• [Written exercise] Extract all of the entries and set them down verbatim.
══ Excerpted records ══
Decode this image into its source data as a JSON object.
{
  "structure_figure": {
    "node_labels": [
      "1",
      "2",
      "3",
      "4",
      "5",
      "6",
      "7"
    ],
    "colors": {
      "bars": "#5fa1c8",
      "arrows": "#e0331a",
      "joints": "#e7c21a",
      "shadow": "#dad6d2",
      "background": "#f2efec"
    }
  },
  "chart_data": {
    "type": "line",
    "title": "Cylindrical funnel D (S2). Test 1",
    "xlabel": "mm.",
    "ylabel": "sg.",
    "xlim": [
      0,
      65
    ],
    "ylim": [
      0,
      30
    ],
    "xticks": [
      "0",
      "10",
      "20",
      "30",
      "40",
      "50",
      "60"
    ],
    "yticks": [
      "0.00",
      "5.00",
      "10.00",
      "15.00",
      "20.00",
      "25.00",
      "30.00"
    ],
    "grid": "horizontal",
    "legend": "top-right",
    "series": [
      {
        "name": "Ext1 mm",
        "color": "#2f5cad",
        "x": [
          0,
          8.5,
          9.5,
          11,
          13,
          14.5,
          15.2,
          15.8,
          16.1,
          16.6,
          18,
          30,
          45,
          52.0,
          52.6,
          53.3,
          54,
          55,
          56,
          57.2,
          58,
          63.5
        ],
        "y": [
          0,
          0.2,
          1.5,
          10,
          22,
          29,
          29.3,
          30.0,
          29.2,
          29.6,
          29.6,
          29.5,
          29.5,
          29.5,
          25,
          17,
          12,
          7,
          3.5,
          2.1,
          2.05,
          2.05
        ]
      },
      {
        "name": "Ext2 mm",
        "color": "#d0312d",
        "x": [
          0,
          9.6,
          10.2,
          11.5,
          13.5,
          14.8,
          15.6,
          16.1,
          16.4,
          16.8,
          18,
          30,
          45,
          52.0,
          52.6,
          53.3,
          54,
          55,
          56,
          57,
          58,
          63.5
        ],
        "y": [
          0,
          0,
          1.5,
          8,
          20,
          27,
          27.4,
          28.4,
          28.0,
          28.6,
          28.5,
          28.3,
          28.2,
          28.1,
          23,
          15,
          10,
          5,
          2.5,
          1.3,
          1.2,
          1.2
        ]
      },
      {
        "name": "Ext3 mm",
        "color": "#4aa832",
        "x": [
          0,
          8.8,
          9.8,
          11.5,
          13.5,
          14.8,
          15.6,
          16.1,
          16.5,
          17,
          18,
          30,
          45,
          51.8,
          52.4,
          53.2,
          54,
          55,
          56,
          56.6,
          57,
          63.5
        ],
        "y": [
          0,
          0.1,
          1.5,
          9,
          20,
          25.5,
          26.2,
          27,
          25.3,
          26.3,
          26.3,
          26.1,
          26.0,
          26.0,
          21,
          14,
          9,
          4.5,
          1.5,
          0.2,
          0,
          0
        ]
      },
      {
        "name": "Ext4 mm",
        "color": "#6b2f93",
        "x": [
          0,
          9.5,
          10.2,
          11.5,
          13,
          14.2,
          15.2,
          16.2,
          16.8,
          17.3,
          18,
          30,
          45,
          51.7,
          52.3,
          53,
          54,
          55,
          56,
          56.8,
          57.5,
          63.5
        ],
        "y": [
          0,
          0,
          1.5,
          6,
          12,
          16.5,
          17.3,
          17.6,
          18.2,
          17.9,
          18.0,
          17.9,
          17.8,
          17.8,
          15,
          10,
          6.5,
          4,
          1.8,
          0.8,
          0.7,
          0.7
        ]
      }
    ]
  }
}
═══
• [The reply]
Decode this image into its source data as a JSON object.
{
  "structure_figure": {
    "node_labels": [
      "1",
      "2",
      "3",
      "4",
      "5",
      "6",
      "7"
    ],
    "colors": {
      "bars": "#5fa1c8",
      "arrows": "#e0331a",
      "joints": "#e7c21a",
      "shadow": "#dad6d2",
      "background": "#f2efec"
    }
  },
  "chart_data": {
    "type": "line",
    "title": "Cylindrical funnel D (S2). Test 1",
    "xlabel": "mm.",
    "ylabel": "sg.",
    "xlim": [
      0,
      65
    ],
    "ylim": [
      0,
      30
    ],
    "xticks": [
      "0",
      "10",
      "20",
      "30",
      "40",
      "50",
      "60"
    ],
    "yticks": [
      "0.00",
      "5.00",
      "10.00",
      "15.00",
      "20.00",
      "25.00",
      "30.00"
    ],
    "grid": "horizontal",
    "legend": "top-right",
    "series": [
      {
        "name": "Ext1 mm",
        "color": "#2f5cad",
        "x": [
          0,
          8.5,
          9.5,
          11,
          13,
          14.5,
          15.2,
          15.8,
          16.1,
          16.6,
          18,
          30,
          45,
          52.0,
          52.6,
          53.3,
          54,
          55,
          56,
          57.2,
          58,
          63.5
        ],
        "y": [
          0,
          0.2,
          1.5,
          10,
          22,
          29,
          29.3,
          30.0,
          29.2,
          29.6,
          29.6,
          29.5,
          29.5,
          29.5,
          25,
          17,
          12,
          7,
          3.5,
          2.1,
          2.05,
          2.05
        ]
      },
      {
        "name": "Ext2 mm",
        "color": "#d0312d",
        "x": [
          0,
          9.6,
          10.2,
          11.5,
          13.5,
          14.8,
          15.6,
          16.1,
          16.4,
          16.8,
          18,
          30,
          45,
          52.0,
          52.6,
          53.3,
          54,
          55,
          56,
          57,
          58,
          63.5
        ],
        "y": [
          0,
          0,
          1.5,
          8,
          20,
          27,
          27.4,
          28.4,
          28.0,
          28.6,
          28.5,
          28.3,
          28.2,
          28.1,
          23,
          15,
          10,
          5,
          2.5,
          1.3,
          1.2,
          1.2
        ]
      },
      {
        "name": "Ext3 mm",
        "color": "#4aa832",
        "x": [
          0,
          8.8,
          9.8,
          11.5,
          13.5,
          14.8,
          15.6,
          16.1,
          16.5,
          17,
          18,
          30,
          45,
          51.8,
          52.4,
          53.2,
          54,
          55,
          56,
          56.6,
          57,
          63.5
        ],
        "y": [
          0,
          0.1,
          1.5,
          9,
          20,
          25.5,
          26.2,
          27,
          25.3,
          26.3,
          26.3,
          26.1,
          26.0,
          26.0,
          21,
          14,
          9,
          4.5,
          1.5,
          0.2,
          0,
          0
        ]
      },
      {
        "name": "Ext4 mm",
        "color": "#6b2f93",
        "x": [
          0,
          9.5,
          10.2,
          11.5,
          13,
          14.2,
          15.2,
          16.2,
          16.8,
          17.3,
          18,
          30,
          45,
          51.7,
          52.3,
          53,
          54,
          55,
          56,
          56.8,
          57.5,
          63.5
        ],
        "y": [
          0,
          0,
          1.5,
          6,
          12,
          16.5,
          17.3,
          17.6,
          18.2,
          17.9,
          18.0,
          17.9,
          17.8,
          17.8,
          15,
          10,
          6.5,
          4,
          1.8,
          0.8,
          0.7,
          0.7
        ]
      }
    ]
  }
}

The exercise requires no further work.